**Exercise instructions**
Transcribe all the records with complete accuracy.

**Records to use**
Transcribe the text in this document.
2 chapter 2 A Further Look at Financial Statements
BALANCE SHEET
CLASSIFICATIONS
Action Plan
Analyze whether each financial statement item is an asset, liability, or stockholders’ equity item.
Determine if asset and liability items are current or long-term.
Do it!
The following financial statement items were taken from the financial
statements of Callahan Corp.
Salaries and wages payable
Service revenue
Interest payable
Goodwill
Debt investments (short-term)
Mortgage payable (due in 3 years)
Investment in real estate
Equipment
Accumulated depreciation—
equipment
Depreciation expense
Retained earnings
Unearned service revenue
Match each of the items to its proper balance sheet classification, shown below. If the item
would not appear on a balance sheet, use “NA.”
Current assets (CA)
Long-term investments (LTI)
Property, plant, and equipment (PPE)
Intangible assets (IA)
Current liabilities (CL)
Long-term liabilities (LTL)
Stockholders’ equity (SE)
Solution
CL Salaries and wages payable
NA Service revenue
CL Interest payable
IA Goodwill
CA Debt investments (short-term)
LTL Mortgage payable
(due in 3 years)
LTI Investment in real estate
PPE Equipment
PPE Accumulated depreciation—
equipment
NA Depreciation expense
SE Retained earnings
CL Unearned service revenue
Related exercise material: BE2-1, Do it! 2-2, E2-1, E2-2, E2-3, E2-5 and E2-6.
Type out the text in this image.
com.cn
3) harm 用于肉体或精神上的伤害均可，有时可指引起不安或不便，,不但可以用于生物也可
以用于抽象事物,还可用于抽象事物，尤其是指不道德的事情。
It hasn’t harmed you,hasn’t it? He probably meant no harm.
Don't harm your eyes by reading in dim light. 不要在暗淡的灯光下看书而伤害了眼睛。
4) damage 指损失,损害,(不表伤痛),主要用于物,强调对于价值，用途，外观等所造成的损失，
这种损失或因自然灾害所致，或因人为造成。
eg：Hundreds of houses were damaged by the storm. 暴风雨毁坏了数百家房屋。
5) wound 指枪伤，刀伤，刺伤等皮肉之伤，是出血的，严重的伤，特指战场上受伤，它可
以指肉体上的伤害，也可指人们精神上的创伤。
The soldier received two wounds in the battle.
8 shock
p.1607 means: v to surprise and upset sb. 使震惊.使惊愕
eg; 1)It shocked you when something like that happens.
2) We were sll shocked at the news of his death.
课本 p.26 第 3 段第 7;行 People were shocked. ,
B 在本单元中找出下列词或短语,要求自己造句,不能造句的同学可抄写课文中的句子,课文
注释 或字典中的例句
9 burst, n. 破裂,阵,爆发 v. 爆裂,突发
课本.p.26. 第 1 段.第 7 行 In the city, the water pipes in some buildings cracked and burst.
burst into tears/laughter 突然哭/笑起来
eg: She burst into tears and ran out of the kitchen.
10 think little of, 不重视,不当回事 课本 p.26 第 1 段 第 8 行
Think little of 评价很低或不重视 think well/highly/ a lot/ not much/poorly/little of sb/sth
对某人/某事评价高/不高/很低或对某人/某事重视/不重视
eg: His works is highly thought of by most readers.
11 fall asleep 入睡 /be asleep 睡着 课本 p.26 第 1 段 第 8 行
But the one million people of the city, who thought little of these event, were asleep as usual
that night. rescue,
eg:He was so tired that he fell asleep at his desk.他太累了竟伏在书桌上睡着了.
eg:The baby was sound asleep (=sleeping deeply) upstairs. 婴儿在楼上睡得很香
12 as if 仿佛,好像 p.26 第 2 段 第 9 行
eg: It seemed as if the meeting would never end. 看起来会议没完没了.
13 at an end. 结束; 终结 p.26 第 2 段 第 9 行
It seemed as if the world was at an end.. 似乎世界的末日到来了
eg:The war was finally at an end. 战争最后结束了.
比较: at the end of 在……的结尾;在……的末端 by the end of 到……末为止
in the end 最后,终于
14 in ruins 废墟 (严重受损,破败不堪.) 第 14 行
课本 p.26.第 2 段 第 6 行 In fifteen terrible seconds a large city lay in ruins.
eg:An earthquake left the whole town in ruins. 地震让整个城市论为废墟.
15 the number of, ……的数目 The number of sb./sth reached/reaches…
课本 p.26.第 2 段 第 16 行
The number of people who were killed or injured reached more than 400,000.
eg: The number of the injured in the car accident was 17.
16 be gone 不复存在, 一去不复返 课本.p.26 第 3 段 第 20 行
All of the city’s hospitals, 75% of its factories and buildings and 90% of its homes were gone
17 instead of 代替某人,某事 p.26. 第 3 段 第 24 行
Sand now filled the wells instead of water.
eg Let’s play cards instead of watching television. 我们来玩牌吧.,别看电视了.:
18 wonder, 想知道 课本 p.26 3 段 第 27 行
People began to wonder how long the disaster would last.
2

**Output**
Transcribe the text in this document.
2 chapter 2 A Further Look at Financial Statements
BALANCE SHEET
CLASSIFICATIONS
Action Plan
Analyze whether each financial statement item is an asset, liability, or stockholders’ equity item.
Determine if asset and liability items are current or long-term.
Do it!
The following financial statement items were taken from the financial
statements of Callahan Corp.
Salaries and wages payable
Service revenue
Interest payable
Goodwill
Debt investments (short-term)
Mortgage payable (due in 3 years)
Investment in real estate
Equipment
Accumulated depreciation—
equipment
Depreciation expense
Retained earnings
Unearned service revenue
Match each of the items to its proper balance sheet classification, shown below. If the item
would not appear on a balance sheet, use “NA.”
Current assets (CA)
Long-term investments (LTI)
Property, plant, and equipment (PPE)
Intangible assets (IA)
Current liabilities (CL)
Long-term liabilities (LTL)
Stockholders’ equity (SE)
Solution
CL Salaries and wages payable
NA Service revenue
CL Interest payable
IA Goodwill
CA Debt investments (short-term)
LTL Mortgage payable
(due in 3 years)
LTI Investment in real estate
PPE Equipment
PPE Accumulated depreciation—
equipment
NA Depreciation expense
SE Retained earnings
CL Unearned service revenue
Related exercise material: BE2-1, Do it! 2-2, E2-1, E2-2, E2-3, E2-5 and E2-6.
Type out the text in this image.
com.cn
3) harm 用于肉体或精神上的伤害均可，有时可指引起不安或不便，,不但可以用于生物也可
以用于抽象事物,还可用于抽象事物，尤其是指不道德的事情。
It hasn’t harmed you,hasn’t it? He probably meant no harm.
Don't harm your eyes by reading in dim light. 不要在暗淡的灯光下看书而伤害了眼睛。
4) damage 指损失,损害,(不表伤痛),主要用于物,强调对于价值，用途，外观等所造成的损失，
这种损失或因自然灾害所致，或因人为造成。
eg：Hundreds of houses were damaged by the storm. 暴风雨毁坏了数百家房屋。
5) wound 指枪伤，刀伤，刺伤等皮肉之伤，是出血的，严重的伤，特指战场上受伤，它可
以指肉体上的伤害，也可指人们精神上的创伤。
The soldier received two wounds in the battle.
8 shock
p.1607 means: v to surprise and upset sb. 使震惊.使惊愕
eg; 1)It shocked you when something like that happens.
2) We were sll shocked at the news of his death.
课本 p.26 第 3 段第 7;行 People were shocked. ,
B 在本单元中找出下列词或短语,要求自己造句,不能造句的同学可抄写课文中的句子,课文
注释 或字典中的例句
9 burst, n. 破裂,阵,爆发 v. 爆裂,突发
课本.p.26. 第 1 段.第 7 行 In the city, the water pipes in some buildings cracked and burst.
burst into tears/laughter 突然哭/笑起来
eg: She burst into tears and ran out of the kitchen.
10 think little of, 不重视,不当回事 课本 p.26 第 1 段 第 8 行
Think little of 评价很低或不重视 think well/highly/ a lot/ not much/poorly/little of sb/sth
对某人/某事评价高/不高/很低或对某人/某事重视/不重视
eg: His works is highly thought of by most readers.
11 fall asleep 入睡 /be asleep 睡着 课本 p.26 第 1 段 第 8 行
But the one million people of the city, who thought little of these event, were asleep as usual
that night. rescue,
eg:He was so tired that he fell asleep at his desk.他太累了竟伏在书桌上睡着了.
eg:The baby was sound asleep (=sleeping deeply) upstairs. 婴儿在楼上睡得很香
12 as if 仿佛,好像 p.26 第 2 段 第 9 行
eg: It seemed as if the meeting would never end. 看起来会议没完没了.
13 at an end. 结束; 终结 p.26 第 2 段 第 9 行
It seemed as if the world was at an end.. 似乎世界的末日到来了
eg:The war was finally at an end. 战争最后结束了.
比较: at the end of 在……的结尾;在……的末端 by the end of 到……末为止
in the end 最后,终于
14 in ruins 废墟 (严重受损,破败不堪.) 第 14 行
课本 p.26.第 2 段 第 6 行 In fifteen terrible seconds a large city lay in ruins.
eg:An earthquake left the whole town in ruins. 地震让整个城市论为废墟.
15 the number of, ……的数目 The number of sb./sth reached/reaches…
课本 p.26.第 2 段 第 16 行
The number of people who were killed or injured reached more than 400,000.
eg: The number of the injured in the car accident was 17.
16 be gone 不复存在, 一去不复返 课本.p.26 第 3 段 第 20 行
All of the city’s hospitals, 75% of its factories and buildings and 90% of its homes were gone
17 instead of 代替某人,某事 p.26. 第 3 段 第 24 行
Sand now filled the wells instead of water.
eg Let’s play cards instead of watching television. 我们来玩牌吧.,别看电视了.:
18 wonder, 想知道 课本 p.26 3 段 第 27 行
People began to wonder how long the disaster would last.
2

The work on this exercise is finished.